SET PROBLEM A: In the records, from the line with "What elements are" to the line with "staticText: 85 <box>226 269 268 319</box>", swap "商品管理" for "产品管理" everywhere it occurs and write those lines out again with nothing else changed.

SOURCE:
-=-=-

# Mint Condition ABU 9000 CT dual Speed



## Fish Hunter (Jul 31, 2002)

Title says it all. Mint condition. Not sure it was ever fished or spooled. No box or paper work.

$150.00 shipped


----------



## bctom (May 25, 2007)

If you can hold it for a couple of weeks until I get back in conus will take it and add to my Uluva reels.
Tom


----------



## Magged Out (Oct 31, 2007)

Up for any trades?


----------



## Fish Hunter (Jul 31, 2002)

What are we talking about


----------



## Magged Out (Oct 31, 2007)

Have an Akios 656 I'll trade yah


----------



## Fish Hunter (Jul 31, 2002)

I will take that trade.


----------



## bctom (May 25, 2007)

how about a M7HTMAGST the red and black super tuned millionaire, straight trade..............


----------



## Fish Hunter (Jul 31, 2002)

Dang, Tom, already committed. That is a sexy beast.


----------



## poloman (Nov 6, 2014)

-=-=-

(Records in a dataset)
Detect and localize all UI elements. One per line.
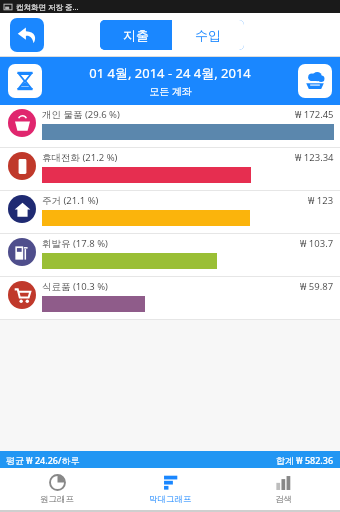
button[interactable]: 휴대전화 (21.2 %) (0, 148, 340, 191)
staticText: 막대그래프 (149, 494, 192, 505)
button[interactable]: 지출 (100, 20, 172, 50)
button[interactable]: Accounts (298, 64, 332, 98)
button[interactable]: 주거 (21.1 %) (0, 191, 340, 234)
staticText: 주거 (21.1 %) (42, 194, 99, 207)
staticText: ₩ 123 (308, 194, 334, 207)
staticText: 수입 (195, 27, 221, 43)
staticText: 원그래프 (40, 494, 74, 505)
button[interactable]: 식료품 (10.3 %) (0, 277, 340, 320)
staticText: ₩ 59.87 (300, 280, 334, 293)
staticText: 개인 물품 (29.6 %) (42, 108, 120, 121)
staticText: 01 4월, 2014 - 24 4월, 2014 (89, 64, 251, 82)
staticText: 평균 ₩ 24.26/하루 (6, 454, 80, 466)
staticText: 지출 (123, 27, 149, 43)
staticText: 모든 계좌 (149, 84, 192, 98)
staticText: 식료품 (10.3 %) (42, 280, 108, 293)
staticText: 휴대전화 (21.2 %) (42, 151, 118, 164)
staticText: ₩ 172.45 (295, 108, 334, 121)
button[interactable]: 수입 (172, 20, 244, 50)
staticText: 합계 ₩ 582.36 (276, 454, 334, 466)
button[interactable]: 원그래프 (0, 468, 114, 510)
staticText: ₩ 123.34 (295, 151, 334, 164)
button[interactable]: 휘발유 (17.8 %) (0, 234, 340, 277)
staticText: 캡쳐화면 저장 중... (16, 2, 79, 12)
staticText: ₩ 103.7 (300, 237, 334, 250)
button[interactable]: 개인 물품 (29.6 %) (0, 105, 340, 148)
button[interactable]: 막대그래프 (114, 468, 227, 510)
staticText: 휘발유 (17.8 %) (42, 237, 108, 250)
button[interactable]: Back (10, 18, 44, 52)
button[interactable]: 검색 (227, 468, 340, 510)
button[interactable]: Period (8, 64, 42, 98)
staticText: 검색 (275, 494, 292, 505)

-=-=-

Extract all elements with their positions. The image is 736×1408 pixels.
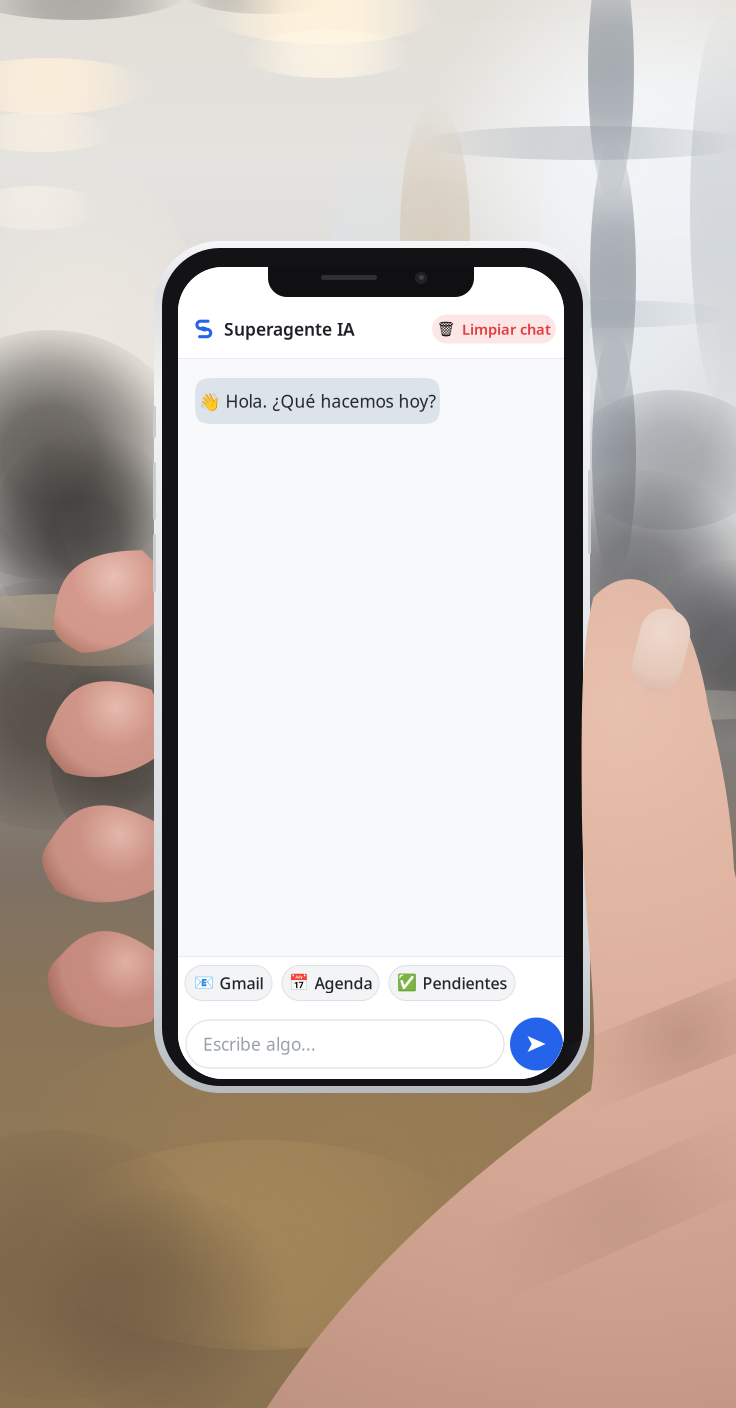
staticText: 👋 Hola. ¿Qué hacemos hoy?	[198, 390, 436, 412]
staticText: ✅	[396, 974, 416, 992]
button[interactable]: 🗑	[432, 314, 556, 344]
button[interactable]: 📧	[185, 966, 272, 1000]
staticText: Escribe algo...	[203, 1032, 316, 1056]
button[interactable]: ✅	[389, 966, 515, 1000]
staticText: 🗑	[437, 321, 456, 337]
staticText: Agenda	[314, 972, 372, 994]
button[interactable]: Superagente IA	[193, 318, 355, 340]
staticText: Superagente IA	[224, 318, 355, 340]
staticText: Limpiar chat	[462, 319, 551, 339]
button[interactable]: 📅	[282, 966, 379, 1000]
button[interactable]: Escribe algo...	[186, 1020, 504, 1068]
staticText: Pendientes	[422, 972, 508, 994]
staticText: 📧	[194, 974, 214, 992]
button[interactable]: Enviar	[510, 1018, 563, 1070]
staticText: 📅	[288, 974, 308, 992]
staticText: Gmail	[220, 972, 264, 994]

-=-=-

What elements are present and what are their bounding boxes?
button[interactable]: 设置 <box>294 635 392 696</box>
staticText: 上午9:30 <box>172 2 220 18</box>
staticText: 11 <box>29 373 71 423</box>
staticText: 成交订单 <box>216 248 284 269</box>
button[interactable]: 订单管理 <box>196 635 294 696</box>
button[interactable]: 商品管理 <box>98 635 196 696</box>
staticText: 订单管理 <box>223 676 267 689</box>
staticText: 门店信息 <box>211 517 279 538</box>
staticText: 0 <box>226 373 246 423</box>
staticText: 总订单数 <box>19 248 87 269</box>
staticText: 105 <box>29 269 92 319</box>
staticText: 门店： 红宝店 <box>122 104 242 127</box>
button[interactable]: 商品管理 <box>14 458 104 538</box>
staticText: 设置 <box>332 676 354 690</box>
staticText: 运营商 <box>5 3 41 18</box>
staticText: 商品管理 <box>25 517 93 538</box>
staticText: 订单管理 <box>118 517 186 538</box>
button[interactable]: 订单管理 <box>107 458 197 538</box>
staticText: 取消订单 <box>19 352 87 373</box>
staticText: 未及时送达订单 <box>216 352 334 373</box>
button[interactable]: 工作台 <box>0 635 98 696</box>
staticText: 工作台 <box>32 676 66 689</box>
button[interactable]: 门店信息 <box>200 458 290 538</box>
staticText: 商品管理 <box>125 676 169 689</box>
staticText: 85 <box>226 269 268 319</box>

-=-=-

SET PROBLEM B: Do these statements agree with the forum thread? (i) The reel comes with its box. (ii) Magged Out offered an Akios 656 as a trade. (iii) Fish Hunter took bctom's offer of the M7HTMAGST.

OUTPUT A:
What elements are present and what are their bounding boxes?
button[interactable]: 设置 <box>294 635 392 696</box>
staticText: 上午9:30 <box>172 2 220 18</box>
staticText: 11 <box>29 373 71 423</box>
staticText: 成交订单 <box>216 248 284 269</box>
button[interactable]: 订单管理 <box>196 635 294 696</box>
button[interactable]: 产品管理 <box>98 635 196 696</box>
staticText: 订单管理 <box>223 676 267 689</box>
staticText: 门店信息 <box>211 517 279 538</box>
staticText: 0 <box>226 373 246 423</box>
staticText: 总订单数 <box>19 248 87 269</box>
staticText: 105 <box>29 269 92 319</box>
staticText: 门店： 红宝店 <box>122 104 242 127</box>
button[interactable]: 产品管理 <box>14 458 104 538</box>
staticText: 设置 <box>332 676 354 690</box>
staticText: 运营商 <box>5 3 41 18</box>
staticText: 产品管理 <box>25 517 93 538</box>
staticText: 订单管理 <box>118 517 186 538</box>
button[interactable]: 订单管理 <box>107 458 197 538</box>
staticText: 取消订单 <box>19 352 87 373</box>
staticText: 未及时送达订单 <box>216 352 334 373</box>
button[interactable]: 工作台 <box>0 635 98 696</box>
staticText: 工作台 <box>32 676 66 689</box>
button[interactable]: 门店信息 <box>200 458 290 538</box>
staticText: 产品管理 <box>125 676 169 689</box>
staticText: 85 <box>226 269 268 319</box>

OUTPUT B:
(i) No: "No box or paper work."
(ii) Yes: "Have an Akios 656 I'll trade yah"
(iii) No: "Dang, Tom, already committed."